# WHAT YOU ARE ASKED TO DO:
Within the entries below, find each line containing the word "left" and copy it.

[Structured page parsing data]
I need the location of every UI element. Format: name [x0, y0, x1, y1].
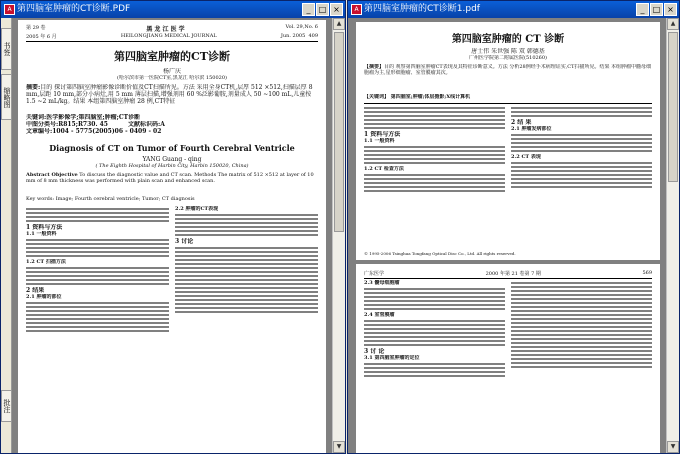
navigation-tabs [1, 18, 12, 453]
subsection-heading: 2.3 髓母细胞瘤 [364, 280, 400, 286]
article-title-en: Diagnosis of CT on Tumor of Fourth Cerebral Ventricle [49, 143, 295, 153]
scroll-up-icon[interactable]: ▲ [667, 18, 679, 30]
authors: 唐士伟 朱世强 陈 双 韩德基 [471, 48, 545, 55]
clc-number: 中图分类号:R815;R730. 45 [26, 121, 108, 128]
tab-thumbnails[interactable]: 缩略图 [1, 74, 12, 120]
page-number: 569 [642, 270, 652, 276]
right-vertical-scrollbar[interactable] [666, 18, 679, 453]
scroll-down-icon[interactable]: ▼ [667, 441, 679, 453]
document-code: 文献标识码:A [127, 121, 165, 128]
journal-date-en: Jun. 2005 [280, 33, 306, 39]
subsection-heading: 3.1 第四脑室肿瘤的定位 [364, 355, 420, 361]
left-vertical-scrollbar[interactable] [332, 18, 345, 453]
keywords: 【关键词】 第四脑室;肿瘤;体层摄影;X线计算机 [364, 94, 471, 100]
right-pdf-page-2 [356, 264, 660, 454]
section-heading: 2 结果 [26, 287, 45, 294]
maximize-icon[interactable]: □ [316, 3, 329, 16]
window-controls [302, 3, 343, 16]
right-window-titlebar[interactable] [348, 1, 679, 18]
subsection-heading: 2.1 肿瘤发病部位 [511, 126, 552, 132]
right-pdf-window[interactable] [347, 0, 680, 454]
section-heading: 3 讨论 [175, 238, 194, 245]
affiliation: 广州医学院第二附属医院(510260) [469, 55, 547, 61]
pdf-icon: A [4, 4, 15, 15]
subsection-heading: 1.1 一般资料 [26, 231, 57, 237]
section-heading: 3 讨 论 [364, 348, 385, 355]
minimize-icon[interactable]: _ [302, 3, 315, 16]
subsection-heading: 1.2 CT 扫描方法 [26, 259, 66, 265]
close-icon[interactable]: × [664, 3, 677, 16]
subsection-heading: 1.2 CT 检查方法 [364, 166, 404, 172]
journal-volume-cn: 第 29 卷 [26, 25, 46, 31]
journal-name: 广东医学 [364, 271, 385, 277]
abstract-cn: 目的 探讨第四脑室肿瘤影像诊断价值及CT扫描所见。方法 采用全身CT机,层厚 512 ×512,扫描层厚 8 mm,层距 10 mm,部分小病灶,用 5 mm 薄层扫描,增强剂用 60 %泛影葡胺,剂量成人 50 ~100 mL,儿童按 1.5 ~2 mL/kg。结果 本组第四脑室肿瘤 28 例,CT特征 [26, 84, 313, 105]
pdf-icon: A [351, 4, 362, 15]
right-pdf-page-1 [356, 22, 660, 260]
author-cn: 杨广庆 [162, 68, 181, 75]
journal-date-cn: 2005 年 6 月 [26, 34, 57, 40]
subsection-heading: 2.2 肿瘤的CT表现 [175, 206, 219, 212]
affiliation-cn: (哈尔滨市第一医院CT室,黑龙江 哈尔滨 150020) [117, 75, 227, 81]
journal-volume-en: Vol. 29,No. 6 [285, 24, 318, 30]
page-number: 409 [308, 33, 318, 39]
left-document-viewport[interactable] [12, 18, 332, 453]
abstract-en: To discuss the diagnostic value and CT scan. Methods The matrix of 512 ×512 at layer of 10 mm of 8 mm thickness was performed with plain scan and enhanced scan. [26, 172, 314, 184]
minimize-icon[interactable]: _ [636, 3, 649, 16]
close-icon[interactable]: × [330, 3, 343, 16]
left-window-titlebar[interactable] [1, 1, 345, 18]
abstract-label: 【摘要】 [364, 64, 385, 70]
window-controls [636, 3, 677, 16]
subsection-heading: 2.1 肿瘤的部位 [26, 294, 62, 300]
scroll-thumb[interactable] [668, 32, 678, 182]
left-window-title: 第四脑室肿瘤的CT诊断.PDF [17, 4, 131, 14]
copyright-footer: © 1995-2006 Tsinghua Tongfang Optical Disc Co., Ltd. All rights reserved. [364, 251, 516, 256]
abstract-label-en: Abstract Objective [26, 172, 78, 178]
author-en: YANG Guang - qing [142, 156, 202, 163]
section-heading: 2 结 果 [511, 119, 532, 126]
tab-annotations[interactable]: 批注 [1, 390, 12, 422]
maximize-icon[interactable]: □ [650, 3, 663, 16]
abstract: 目的 观察第四脑室肿瘤CT表现及其特征诊断意义。方法 分析28例经手术病理证实,CT扫描所见。结果 本组肿瘤中髓母细胞瘤为主,星形细胞瘤、室管膜瘤其次。 [364, 64, 652, 76]
article-title-cn: 第四脑室肿瘤的CT诊断 [114, 50, 230, 63]
right-document-viewport[interactable] [348, 18, 666, 453]
section-heading: 1 资料与方法 [364, 131, 401, 138]
article-title-cn: 第四脑室肿瘤的 CT 诊断 [451, 34, 565, 45]
journal-name-cn: 黑 龙 江 医 学 [146, 26, 185, 33]
keywords-cn: 关键词:医学影像学;第四脑室;肿瘤;CT诊断 [26, 114, 141, 121]
subsection-heading: 2.4 室管膜瘤 [364, 312, 395, 318]
keywords-en: Key words: Image; Fourth cerebral ventricle; Tumor; CT diagnosis [26, 196, 195, 202]
scroll-thumb[interactable] [334, 32, 344, 232]
scroll-up-icon[interactable]: ▲ [333, 18, 345, 30]
affiliation-en: ( The Eighth Hospital of Harbin City, Harbin 150020, China) [95, 163, 249, 169]
article-number: 文章编号:1004 - 5775(2005)06 - 0409 - 02 [26, 128, 162, 135]
journal-name-en: HEILONGJIANG MEDICAL JOURNAL [120, 33, 217, 39]
right-window-title: 第四脑室肿瘤的CT诊断1.pdf [364, 4, 480, 14]
section-heading: 1 资料与方法 [26, 224, 63, 231]
abstract-label-cn: 摘要: [26, 84, 41, 91]
journal-date: 2000 年第 21 卷第 7 期 [485, 271, 541, 277]
left-pdf-page [18, 20, 326, 454]
tab-bookmarks[interactable]: 书签 [1, 28, 12, 70]
subsection-heading: 1.1 一般资料 [364, 138, 395, 144]
subsection-heading: 2.2 CT 表现 [511, 154, 541, 160]
scroll-down-icon[interactable]: ▼ [333, 441, 345, 453]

# OUTPUT OF THE TASK:
left-vertical-scrollbar[interactable] [332, 18, 345, 453]
left-document-viewport[interactable] [12, 18, 332, 453]
left-window-titlebar[interactable] [1, 1, 345, 18]
left-window-title: 第四脑室肿瘤的CT诊断.PDF [17, 4, 131, 14]
left-pdf-page [18, 20, 326, 454]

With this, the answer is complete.